EXERCISE INPUT:
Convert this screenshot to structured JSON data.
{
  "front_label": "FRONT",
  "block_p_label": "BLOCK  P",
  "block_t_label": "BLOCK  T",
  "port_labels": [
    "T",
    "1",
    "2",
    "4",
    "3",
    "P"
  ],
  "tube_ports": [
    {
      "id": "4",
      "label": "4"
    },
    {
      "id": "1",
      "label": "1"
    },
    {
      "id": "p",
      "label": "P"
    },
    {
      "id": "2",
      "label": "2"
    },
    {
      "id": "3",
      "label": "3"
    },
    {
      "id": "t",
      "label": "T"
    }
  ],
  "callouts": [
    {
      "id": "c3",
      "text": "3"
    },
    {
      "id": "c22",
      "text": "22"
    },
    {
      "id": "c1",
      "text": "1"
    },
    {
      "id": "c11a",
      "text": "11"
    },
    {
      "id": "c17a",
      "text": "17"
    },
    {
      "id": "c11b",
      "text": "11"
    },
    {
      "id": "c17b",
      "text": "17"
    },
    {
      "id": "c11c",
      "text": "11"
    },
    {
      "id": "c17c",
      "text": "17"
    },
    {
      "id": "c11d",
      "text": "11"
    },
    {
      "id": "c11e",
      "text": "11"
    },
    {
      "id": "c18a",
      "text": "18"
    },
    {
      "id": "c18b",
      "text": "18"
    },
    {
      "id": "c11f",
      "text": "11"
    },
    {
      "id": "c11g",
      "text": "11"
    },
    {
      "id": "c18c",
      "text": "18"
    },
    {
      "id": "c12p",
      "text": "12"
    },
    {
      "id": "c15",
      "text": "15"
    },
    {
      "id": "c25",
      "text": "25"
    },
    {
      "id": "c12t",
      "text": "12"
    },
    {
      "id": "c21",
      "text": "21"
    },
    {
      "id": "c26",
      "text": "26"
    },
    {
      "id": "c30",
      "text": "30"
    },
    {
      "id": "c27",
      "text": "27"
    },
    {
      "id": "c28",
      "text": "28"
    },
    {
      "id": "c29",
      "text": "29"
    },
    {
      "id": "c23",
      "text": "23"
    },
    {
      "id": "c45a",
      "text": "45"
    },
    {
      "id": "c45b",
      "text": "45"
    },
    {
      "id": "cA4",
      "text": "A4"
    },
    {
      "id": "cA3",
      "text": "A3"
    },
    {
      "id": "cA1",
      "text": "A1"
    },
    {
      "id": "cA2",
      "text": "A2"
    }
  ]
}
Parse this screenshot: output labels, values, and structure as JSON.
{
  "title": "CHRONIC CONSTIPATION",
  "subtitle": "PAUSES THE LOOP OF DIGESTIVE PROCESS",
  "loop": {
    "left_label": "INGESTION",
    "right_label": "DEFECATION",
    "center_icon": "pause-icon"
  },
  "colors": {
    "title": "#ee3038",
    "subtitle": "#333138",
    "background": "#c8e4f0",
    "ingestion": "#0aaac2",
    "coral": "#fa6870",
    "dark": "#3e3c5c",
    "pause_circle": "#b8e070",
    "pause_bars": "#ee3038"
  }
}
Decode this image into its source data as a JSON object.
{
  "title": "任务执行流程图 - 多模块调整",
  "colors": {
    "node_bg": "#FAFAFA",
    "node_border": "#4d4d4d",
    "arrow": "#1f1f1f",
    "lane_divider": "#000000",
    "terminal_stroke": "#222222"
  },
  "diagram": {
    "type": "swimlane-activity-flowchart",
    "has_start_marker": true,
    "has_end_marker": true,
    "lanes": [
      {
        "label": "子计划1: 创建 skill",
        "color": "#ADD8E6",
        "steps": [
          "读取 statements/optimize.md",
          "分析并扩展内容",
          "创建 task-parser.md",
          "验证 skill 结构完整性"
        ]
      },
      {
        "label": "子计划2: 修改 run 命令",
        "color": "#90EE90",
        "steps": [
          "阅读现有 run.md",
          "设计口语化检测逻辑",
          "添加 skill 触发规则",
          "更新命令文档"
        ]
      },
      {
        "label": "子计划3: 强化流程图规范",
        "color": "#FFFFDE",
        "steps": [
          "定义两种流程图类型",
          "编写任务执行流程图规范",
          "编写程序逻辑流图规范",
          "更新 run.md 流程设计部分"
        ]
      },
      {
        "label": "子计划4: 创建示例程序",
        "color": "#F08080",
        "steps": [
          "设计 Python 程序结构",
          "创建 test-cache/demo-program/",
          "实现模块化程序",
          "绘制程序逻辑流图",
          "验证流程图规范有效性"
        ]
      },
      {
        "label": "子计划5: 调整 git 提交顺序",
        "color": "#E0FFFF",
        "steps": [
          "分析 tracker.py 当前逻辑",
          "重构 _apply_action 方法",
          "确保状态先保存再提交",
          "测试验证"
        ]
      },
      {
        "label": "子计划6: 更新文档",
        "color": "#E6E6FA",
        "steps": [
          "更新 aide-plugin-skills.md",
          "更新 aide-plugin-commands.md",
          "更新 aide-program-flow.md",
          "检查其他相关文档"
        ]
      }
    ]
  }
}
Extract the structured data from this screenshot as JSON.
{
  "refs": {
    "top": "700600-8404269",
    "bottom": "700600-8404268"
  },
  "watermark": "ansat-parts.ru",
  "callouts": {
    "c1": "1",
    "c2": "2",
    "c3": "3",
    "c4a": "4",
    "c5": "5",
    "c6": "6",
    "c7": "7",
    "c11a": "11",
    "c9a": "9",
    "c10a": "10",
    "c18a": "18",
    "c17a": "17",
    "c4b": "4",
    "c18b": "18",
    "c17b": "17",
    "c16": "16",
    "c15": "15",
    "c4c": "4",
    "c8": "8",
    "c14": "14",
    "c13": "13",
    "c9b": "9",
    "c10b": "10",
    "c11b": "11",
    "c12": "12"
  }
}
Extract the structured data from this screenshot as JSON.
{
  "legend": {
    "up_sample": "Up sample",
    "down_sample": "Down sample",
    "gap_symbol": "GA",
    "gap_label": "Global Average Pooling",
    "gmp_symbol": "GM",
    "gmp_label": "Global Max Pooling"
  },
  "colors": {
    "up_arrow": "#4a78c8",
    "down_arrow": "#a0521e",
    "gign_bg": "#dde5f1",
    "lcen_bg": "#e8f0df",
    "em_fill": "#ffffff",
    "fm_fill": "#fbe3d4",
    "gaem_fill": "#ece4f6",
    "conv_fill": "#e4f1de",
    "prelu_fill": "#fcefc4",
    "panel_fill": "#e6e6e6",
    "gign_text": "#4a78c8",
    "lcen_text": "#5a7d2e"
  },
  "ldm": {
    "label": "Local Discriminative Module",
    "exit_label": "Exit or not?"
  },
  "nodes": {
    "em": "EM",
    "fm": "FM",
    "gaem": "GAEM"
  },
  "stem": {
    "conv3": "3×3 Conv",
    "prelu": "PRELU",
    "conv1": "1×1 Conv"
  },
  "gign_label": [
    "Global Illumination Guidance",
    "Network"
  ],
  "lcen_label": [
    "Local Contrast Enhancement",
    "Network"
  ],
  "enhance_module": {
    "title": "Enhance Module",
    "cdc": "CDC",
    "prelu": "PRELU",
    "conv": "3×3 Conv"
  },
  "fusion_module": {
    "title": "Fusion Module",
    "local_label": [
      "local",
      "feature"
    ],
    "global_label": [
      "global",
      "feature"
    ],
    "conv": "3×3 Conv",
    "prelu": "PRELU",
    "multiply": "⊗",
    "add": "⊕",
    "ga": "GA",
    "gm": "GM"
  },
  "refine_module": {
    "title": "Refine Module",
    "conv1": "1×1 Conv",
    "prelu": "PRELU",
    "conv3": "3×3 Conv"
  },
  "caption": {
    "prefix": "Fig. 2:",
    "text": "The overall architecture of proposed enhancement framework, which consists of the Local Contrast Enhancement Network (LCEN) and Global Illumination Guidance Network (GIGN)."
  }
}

EXERCISE OBJECTIVE: Give back the whole listing exactly as it reads.

COMPLETED EXERCISE:
Convert this screenshot to structured JSON data.
{
  "front_label": "FRONT",
  "block_p_label": "BLOCK  P",
  "block_t_label": "BLOCK  T",
  "port_labels": [
    "T",
    "1",
    "2",
    "4",
    "3",
    "P"
  ],
  "tube_ports": [
    {
      "id": "4",
      "label": "4"
    },
    {
      "id": "1",
      "label": "1"
    },
    {
      "id": "p",
      "label": "P"
    },
    {
      "id": "2",
      "label": "2"
    },
    {
      "id": "3",
      "label": "3"
    },
    {
      "id": "t",
      "label": "T"
    }
  ],
  "callouts": [
    {
      "id": "c3",
      "text": "3"
    },
    {
      "id": "c22",
      "text": "22"
    },
    {
      "id": "c1",
      "text": "1"
    },
    {
      "id": "c11a",
      "text": "11"
    },
    {
      "id": "c17a",
      "text": "17"
    },
    {
      "id": "c11b",
      "text": "11"
    },
    {
      "id": "c17b",
      "text": "17"
    },
    {
      "id": "c11c",
      "text": "11"
    },
    {
      "id": "c17c",
      "text": "17"
    },
    {
      "id": "c11d",
      "text": "11"
    },
    {
      "id": "c11e",
      "text": "11"
    },
    {
      "id": "c18a",
      "text": "18"
    },
    {
      "id": "c18b",
      "text": "18"
    },
    {
      "id": "c11f",
      "text": "11"
    },
    {
      "id": "c11g",
      "text": "11"
    },
    {
      "id": "c18c",
      "text": "18"
    },
    {
      "id": "c12p",
      "text": "12"
    },
    {
      "id": "c15",
      "text": "15"
    },
    {
      "id": "c25",
      "text": "25"
    },
    {
      "id": "c12t",
      "text": "12"
    },
    {
      "id": "c21",
      "text": "21"
    },
    {
      "id": "c26",
      "text": "26"
    },
    {
      "id": "c30",
      "text": "30"
    },
    {
      "id": "c27",
      "text": "27"
    },
    {
      "id": "c28",
      "text": "28"
    },
    {
      "id": "c29",
      "text": "29"
    },
    {
      "id": "c23",
      "text": "23"
    },
    {
      "id": "c45a",
      "text": "45"
    },
    {
      "id": "c45b",
      "text": "45"
    },
    {
      "id": "cA4",
      "text": "A4"
    },
    {
      "id": "cA3",
      "text": "A3"
    },
    {
      "id": "cA1",
      "text": "A1"
    },
    {
      "id": "cA2",
      "text": "A2"
    }
  ]
}
Parse this screenshot: output labels, values, and structure as JSON.
{
  "title": "CHRONIC CONSTIPATION",
  "subtitle": "PAUSES THE LOOP OF DIGESTIVE PROCESS",
  "loop": {
    "left_label": "INGESTION",
    "right_label": "DEFECATION",
    "center_icon": "pause-icon"
  },
  "colors": {
    "title": "#ee3038",
    "subtitle": "#333138",
    "background": "#c8e4f0",
    "ingestion": "#0aaac2",
    "coral": "#fa6870",
    "dark": "#3e3c5c",
    "pause_circle": "#b8e070",
    "pause_bars": "#ee3038"
  }
}
Decode this image into its source data as a JSON object.
{
  "title": "任务执行流程图 - 多模块调整",
  "colors": {
    "node_bg": "#FAFAFA",
    "node_border": "#4d4d4d",
    "arrow": "#1f1f1f",
    "lane_divider": "#000000",
    "terminal_stroke": "#222222"
  },
  "diagram": {
    "type": "swimlane-activity-flowchart",
    "has_start_marker": true,
    "has_end_marker": true,
    "lanes": [
      {
        "label": "子计划1: 创建 skill",
        "color": "#ADD8E6",
        "steps": [
          "读取 statements/optimize.md",
          "分析并扩展内容",
          "创建 task-parser.md",
          "验证 skill 结构完整性"
        ]
      },
      {
        "label": "子计划2: 修改 run 命令",
        "color": "#90EE90",
        "steps": [
          "阅读现有 run.md",
          "设计口语化检测逻辑",
          "添加 skill 触发规则",
          "更新命令文档"
        ]
      },
      {
        "label": "子计划3: 强化流程图规范",
        "color": "#FFFFDE",
        "steps": [
          "定义两种流程图类型",
          "编写任务执行流程图规范",
          "编写程序逻辑流图规范",
          "更新 run.md 流程设计部分"
        ]
      },
      {
        "label": "子计划4: 创建示例程序",
        "color": "#F08080",
        "steps": [
          "设计 Python 程序结构",
          "创建 test-cache/demo-program/",
          "实现模块化程序",
          "绘制程序逻辑流图",
          "验证流程图规范有效性"
        ]
      },
      {
        "label": "子计划5: 调整 git 提交顺序",
        "color": "#E0FFFF",
        "steps": [
          "分析 tracker.py 当前逻辑",
          "重构 _apply_action 方法",
          "确保状态先保存再提交",
          "测试验证"
        ]
      },
      {
        "label": "子计划6: 更新文档",
        "color": "#E6E6FA",
        "steps": [
          "更新 aide-plugin-skills.md",
          "更新 aide-plugin-commands.md",
          "更新 aide-program-flow.md",
          "检查其他相关文档"
        ]
      }
    ]
  }
}
Extract the structured data from this screenshot as JSON.
{
  "refs": {
    "top": "700600-8404269",
    "bottom": "700600-8404268"
  },
  "watermark": "ansat-parts.ru",
  "callouts": {
    "c1": "1",
    "c2": "2",
    "c3": "3",
    "c4a": "4",
    "c5": "5",
    "c6": "6",
    "c7": "7",
    "c11a": "11",
    "c9a": "9",
    "c10a": "10",
    "c18a": "18",
    "c17a": "17",
    "c4b": "4",
    "c18b": "18",
    "c17b": "17",
    "c16": "16",
    "c15": "15",
    "c4c": "4",
    "c8": "8",
    "c14": "14",
    "c13": "13",
    "c9b": "9",
    "c10b": "10",
    "c11b": "11",
    "c12": "12"
  }
}
Extract the structured data from this screenshot as JSON.
{
  "legend": {
    "up_sample": "Up sample",
    "down_sample": "Down sample",
    "gap_symbol": "GA",
    "gap_label": "Global Average Pooling",
    "gmp_symbol": "GM",
    "gmp_label": "Global Max Pooling"
  },
  "colors": {
    "up_arrow": "#4a78c8",
    "down_arrow": "#a0521e",
    "gign_bg": "#dde5f1",
    "lcen_bg": "#e8f0df",
    "em_fill": "#ffffff",
    "fm_fill": "#fbe3d4",
    "gaem_fill": "#ece4f6",
    "conv_fill": "#e4f1de",
    "prelu_fill": "#fcefc4",
    "panel_fill": "#e6e6e6",
    "gign_text": "#4a78c8",
    "lcen_text": "#5a7d2e"
  },
  "ldm": {
    "label": "Local Discriminative Module",
    "exit_label": "Exit or not?"
  },
  "nodes": {
    "em": "EM",
    "fm": "FM",
    "gaem": "GAEM"
  },
  "stem": {
    "conv3": "3×3 Conv",
    "prelu": "PRELU",
    "conv1": "1×1 Conv"
  },
  "gign_label": [
    "Global Illumination Guidance",
    "Network"
  ],
  "lcen_label": [
    "Local Contrast Enhancement",
    "Network"
  ],
  "enhance_module": {
    "title": "Enhance Module",
    "cdc": "CDC",
    "prelu": "PRELU",
    "conv": "3×3 Conv"
  },
  "fusion_module": {
    "title": "Fusion Module",
    "local_label": [
      "local",
      "feature"
    ],
    "global_label": [
      "global",
      "feature"
    ],
    "conv": "3×3 Conv",
    "prelu": "PRELU",
    "multiply": "⊗",
    "add": "⊕",
    "ga": "GA",
    "gm": "GM"
  },
  "refine_module": {
    "title": "Refine Module",
    "conv1": "1×1 Conv",
    "prelu": "PRELU",
    "conv3": "3×3 Conv"
  },
  "caption": {
    "prefix": "Fig. 2:",
    "text": "The overall architecture of proposed enhancement framework, which consists of the Local Contrast Enhancement Network (LCEN) and Global Illumination Guidance Network (GIGN)."
  }
}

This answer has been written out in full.